Consignes écrites:
[1] D'après la critique de Short Treks, à qui Harry Mudd vend-il les androïdes fabriqués à son image ?
[2] Traduisez en anglais cette phrase de la critique de Short Treks : « Pareille exploitation aussi grossièrement univoque porte un nom : la prédation... ou le vandalisme décomplexé ! »

Mais rien de tel avec Discovery qui se contente de puiser sans vergogne dans la sémiotique la plus éculée de quarante années de Star Trek au profit de scripts plus clinquants que cohérents, et qui jamais – non jamais ! – ne cherchent à grandir rétroactivement d’une quelconque façon l’univers trekkien historique. Bien au contraire...
Pareille exploitation aussi grossièrement univoque porte un nom : la prédation... ou le vandalisme décomplexé !

Le déroulement de Short Treks 01x04 The Escape Artist est tellement simpliste qu’il peut tenir sur un ticket de métro : Harry Mudd a décidé d’exploiter commercialement sa mauvaise réputation – ou pour être plus concret la récompense offerte par Starfleet pour sa capture – en fabriquant en série des androïdes à son image (physique et mentale) puis en les "vendant" à tout ce que la galaxie compte de chasseurs de primes… mais en leur faisant croire à chaque fois qu’il s’agit du véritable Harry Mudd.

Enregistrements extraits
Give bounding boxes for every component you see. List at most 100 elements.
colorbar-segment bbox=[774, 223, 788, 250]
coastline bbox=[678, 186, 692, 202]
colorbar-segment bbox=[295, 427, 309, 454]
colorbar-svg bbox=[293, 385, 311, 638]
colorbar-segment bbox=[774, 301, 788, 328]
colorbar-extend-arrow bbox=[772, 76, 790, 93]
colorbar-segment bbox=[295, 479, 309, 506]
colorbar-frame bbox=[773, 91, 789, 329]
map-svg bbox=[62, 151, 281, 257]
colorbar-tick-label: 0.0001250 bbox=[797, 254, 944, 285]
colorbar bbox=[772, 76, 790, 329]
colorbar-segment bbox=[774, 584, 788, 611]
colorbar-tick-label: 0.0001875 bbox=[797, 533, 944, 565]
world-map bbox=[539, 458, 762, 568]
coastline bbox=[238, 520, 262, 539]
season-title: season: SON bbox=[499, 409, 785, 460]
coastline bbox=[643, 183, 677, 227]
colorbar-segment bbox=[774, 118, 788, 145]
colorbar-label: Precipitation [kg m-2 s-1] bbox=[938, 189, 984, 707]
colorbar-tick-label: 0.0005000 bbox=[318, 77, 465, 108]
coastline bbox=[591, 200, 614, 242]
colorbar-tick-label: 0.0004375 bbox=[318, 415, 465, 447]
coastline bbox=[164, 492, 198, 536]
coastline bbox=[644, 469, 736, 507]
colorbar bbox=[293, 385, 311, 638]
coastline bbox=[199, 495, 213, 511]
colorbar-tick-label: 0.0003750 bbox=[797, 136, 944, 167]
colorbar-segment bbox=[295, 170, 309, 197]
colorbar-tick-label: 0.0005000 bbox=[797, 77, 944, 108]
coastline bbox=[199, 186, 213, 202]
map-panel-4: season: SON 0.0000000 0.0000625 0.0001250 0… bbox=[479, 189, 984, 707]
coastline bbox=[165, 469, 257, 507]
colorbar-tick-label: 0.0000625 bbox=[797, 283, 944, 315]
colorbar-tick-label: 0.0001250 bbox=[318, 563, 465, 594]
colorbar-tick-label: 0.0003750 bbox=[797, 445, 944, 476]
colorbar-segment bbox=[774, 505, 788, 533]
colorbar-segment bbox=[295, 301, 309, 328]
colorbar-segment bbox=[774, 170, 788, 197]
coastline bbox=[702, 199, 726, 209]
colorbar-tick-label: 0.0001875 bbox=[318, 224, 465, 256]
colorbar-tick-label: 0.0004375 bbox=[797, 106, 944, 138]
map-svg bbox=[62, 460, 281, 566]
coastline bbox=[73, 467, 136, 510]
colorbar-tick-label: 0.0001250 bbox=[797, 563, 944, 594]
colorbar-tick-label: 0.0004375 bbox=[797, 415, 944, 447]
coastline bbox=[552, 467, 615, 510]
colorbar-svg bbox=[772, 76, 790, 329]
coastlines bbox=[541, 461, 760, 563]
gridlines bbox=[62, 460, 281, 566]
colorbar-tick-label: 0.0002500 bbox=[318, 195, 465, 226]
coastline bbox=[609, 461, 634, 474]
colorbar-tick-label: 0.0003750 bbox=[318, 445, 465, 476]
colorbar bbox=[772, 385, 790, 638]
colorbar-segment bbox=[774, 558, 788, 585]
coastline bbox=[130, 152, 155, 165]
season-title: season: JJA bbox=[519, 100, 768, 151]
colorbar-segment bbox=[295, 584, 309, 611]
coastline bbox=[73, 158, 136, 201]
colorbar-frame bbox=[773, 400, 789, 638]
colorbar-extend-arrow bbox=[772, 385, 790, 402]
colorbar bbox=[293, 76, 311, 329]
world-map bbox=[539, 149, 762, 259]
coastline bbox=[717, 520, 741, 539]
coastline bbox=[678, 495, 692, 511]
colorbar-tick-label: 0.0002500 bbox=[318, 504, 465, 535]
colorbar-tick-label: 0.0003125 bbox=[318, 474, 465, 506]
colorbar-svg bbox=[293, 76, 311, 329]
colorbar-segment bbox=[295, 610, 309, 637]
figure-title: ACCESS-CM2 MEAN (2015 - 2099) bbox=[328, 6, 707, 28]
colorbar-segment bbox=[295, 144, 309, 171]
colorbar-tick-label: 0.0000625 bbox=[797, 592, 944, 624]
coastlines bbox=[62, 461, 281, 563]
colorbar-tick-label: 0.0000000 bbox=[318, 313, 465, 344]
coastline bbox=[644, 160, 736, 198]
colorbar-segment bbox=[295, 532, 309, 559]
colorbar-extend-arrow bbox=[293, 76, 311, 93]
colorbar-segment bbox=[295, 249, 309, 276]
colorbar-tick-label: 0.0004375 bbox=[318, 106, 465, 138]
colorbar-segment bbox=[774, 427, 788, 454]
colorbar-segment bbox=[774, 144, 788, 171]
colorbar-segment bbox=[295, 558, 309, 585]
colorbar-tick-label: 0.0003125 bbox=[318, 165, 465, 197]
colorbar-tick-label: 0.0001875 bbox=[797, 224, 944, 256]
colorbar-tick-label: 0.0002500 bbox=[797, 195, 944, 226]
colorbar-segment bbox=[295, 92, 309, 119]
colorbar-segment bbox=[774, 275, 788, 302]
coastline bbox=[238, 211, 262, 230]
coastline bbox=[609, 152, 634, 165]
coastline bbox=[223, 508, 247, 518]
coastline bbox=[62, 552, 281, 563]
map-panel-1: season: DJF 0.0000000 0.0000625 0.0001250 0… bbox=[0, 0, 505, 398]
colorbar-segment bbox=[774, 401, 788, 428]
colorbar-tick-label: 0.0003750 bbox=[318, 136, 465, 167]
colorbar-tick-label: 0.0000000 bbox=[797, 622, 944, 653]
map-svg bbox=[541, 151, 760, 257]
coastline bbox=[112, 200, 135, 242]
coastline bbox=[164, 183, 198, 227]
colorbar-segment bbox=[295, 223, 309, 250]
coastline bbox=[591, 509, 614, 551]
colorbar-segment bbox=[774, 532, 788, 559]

Exercices corrigés:
[1] À tout ce que la galaxie compte de chasseurs de primes.

[2] Such crudely one-sided exploitation has a name: predation... or unabashed vandalism!